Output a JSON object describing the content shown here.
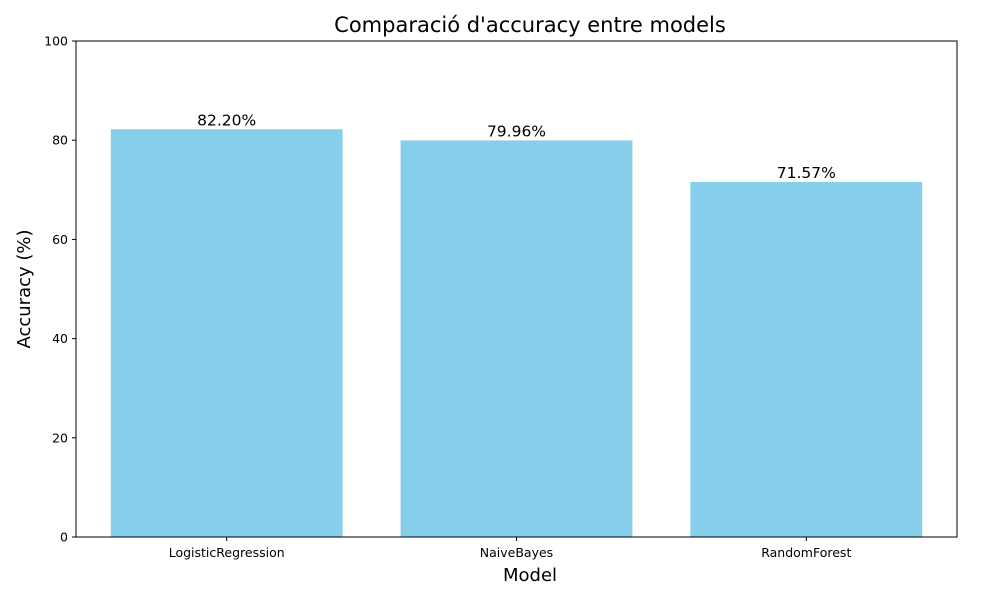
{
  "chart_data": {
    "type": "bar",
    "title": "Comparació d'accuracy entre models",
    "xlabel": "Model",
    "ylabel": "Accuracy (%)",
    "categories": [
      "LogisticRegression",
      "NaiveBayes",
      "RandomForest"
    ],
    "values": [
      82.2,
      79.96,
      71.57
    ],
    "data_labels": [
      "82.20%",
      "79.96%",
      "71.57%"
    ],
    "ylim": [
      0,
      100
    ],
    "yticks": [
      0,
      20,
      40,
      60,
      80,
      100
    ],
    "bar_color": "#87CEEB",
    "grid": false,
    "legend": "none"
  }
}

=======

(Required task): Leave out the pictures and retype every line above exactly.

(Answer in full):
Output a JSON object describing the content shown here.
{
  "chart_data": {
    "type": "bar",
    "title": "Comparació d'accuracy entre models",
    "xlabel": "Model",
    "ylabel": "Accuracy (%)",
    "categories": [
      "LogisticRegression",
      "NaiveBayes",
      "RandomForest"
    ],
    "values": [
      82.2,
      79.96,
      71.57
    ],
    "data_labels": [
      "82.20%",
      "79.96%",
      "71.57%"
    ],
    "ylim": [
      0,
      100
    ],
    "yticks": [
      0,
      20,
      40,
      60,
      80,
      100
    ],
    "bar_color": "#87CEEB",
    "grid": false,
    "legend": "none"
  }
}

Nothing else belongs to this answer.